Task to carry out:
Copy out exactly the lines from the line containing "Read all visible content and emit it as JSON." to the end of the listing.

Collected data entries:
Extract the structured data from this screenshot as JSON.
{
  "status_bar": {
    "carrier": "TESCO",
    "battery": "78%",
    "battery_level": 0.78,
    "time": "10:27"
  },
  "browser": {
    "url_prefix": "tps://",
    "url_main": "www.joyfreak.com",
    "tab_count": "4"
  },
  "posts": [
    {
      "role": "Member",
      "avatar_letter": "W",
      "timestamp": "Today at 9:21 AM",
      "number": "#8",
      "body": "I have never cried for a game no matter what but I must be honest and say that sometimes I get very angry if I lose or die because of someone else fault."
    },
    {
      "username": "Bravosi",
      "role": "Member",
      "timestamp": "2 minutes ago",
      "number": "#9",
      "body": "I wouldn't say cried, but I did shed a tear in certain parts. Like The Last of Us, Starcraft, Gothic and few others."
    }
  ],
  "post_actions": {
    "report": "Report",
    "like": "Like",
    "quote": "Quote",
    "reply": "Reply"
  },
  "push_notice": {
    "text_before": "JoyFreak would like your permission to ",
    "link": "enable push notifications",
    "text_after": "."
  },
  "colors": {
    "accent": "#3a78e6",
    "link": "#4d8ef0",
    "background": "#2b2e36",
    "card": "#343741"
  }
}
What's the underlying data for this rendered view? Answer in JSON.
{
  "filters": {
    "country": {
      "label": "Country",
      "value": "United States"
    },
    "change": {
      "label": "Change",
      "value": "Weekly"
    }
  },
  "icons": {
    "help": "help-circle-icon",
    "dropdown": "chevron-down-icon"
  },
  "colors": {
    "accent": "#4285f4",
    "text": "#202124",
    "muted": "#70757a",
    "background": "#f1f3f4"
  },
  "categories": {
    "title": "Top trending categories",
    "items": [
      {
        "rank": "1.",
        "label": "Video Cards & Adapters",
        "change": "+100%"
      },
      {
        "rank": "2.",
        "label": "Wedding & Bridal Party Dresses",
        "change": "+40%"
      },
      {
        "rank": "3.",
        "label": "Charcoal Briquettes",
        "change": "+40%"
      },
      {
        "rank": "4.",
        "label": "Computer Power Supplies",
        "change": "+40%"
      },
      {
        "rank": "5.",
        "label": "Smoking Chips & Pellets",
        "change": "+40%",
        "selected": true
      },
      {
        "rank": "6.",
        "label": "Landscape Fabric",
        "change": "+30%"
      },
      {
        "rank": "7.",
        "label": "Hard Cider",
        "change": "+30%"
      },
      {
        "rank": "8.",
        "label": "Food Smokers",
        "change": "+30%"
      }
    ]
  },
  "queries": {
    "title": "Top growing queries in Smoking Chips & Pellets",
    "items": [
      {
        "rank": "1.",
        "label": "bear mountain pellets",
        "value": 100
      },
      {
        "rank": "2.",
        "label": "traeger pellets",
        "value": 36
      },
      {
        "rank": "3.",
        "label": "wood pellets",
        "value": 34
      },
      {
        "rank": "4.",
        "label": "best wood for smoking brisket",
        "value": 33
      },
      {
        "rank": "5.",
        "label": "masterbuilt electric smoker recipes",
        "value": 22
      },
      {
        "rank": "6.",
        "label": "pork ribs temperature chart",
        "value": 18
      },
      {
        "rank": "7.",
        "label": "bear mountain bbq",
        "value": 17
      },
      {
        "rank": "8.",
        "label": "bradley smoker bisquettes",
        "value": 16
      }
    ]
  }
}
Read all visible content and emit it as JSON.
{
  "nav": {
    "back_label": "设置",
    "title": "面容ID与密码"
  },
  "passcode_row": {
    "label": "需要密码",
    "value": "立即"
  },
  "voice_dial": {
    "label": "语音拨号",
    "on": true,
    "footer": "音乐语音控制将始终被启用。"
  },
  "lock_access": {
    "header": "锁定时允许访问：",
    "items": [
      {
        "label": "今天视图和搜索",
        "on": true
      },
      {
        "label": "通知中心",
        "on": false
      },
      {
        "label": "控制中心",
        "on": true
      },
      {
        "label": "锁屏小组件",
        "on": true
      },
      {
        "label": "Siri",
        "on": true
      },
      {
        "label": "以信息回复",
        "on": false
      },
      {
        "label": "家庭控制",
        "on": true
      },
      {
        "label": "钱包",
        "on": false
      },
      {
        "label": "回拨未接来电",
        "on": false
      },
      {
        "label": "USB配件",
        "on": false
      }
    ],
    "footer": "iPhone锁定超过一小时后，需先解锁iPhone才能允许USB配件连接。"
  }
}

Exercise answer:
Read all visible content and emit it as JSON.
{
  "nav": {
    "back_label": "设置",
    "title": "面容ID与密码"
  },
  "passcode_row": {
    "label": "需要密码",
    "value": "立即"
  },
  "voice_dial": {
    "label": "语音拨号",
    "on": true,
    "footer": "音乐语音控制将始终被启用。"
  },
  "lock_access": {
    "header": "锁定时允许访问：",
    "items": [
      {
        "label": "今天视图和搜索",
        "on": true
      },
      {
        "label": "通知中心",
        "on": false
      },
      {
        "label": "控制中心",
        "on": true
      },
      {
        "label": "锁屏小组件",
        "on": true
      },
      {
        "label": "Siri",
        "on": true
      },
      {
        "label": "以信息回复",
        "on": false
      },
      {
        "label": "家庭控制",
        "on": true
      },
      {
        "label": "钱包",
        "on": false
      },
      {
        "label": "回拨未接来电",
        "on": false
      },
      {
        "label": "USB配件",
        "on": false
      }
    ],
    "footer": "iPhone锁定超过一小时后，需先解锁iPhone才能允许USB配件连接。"
  }
}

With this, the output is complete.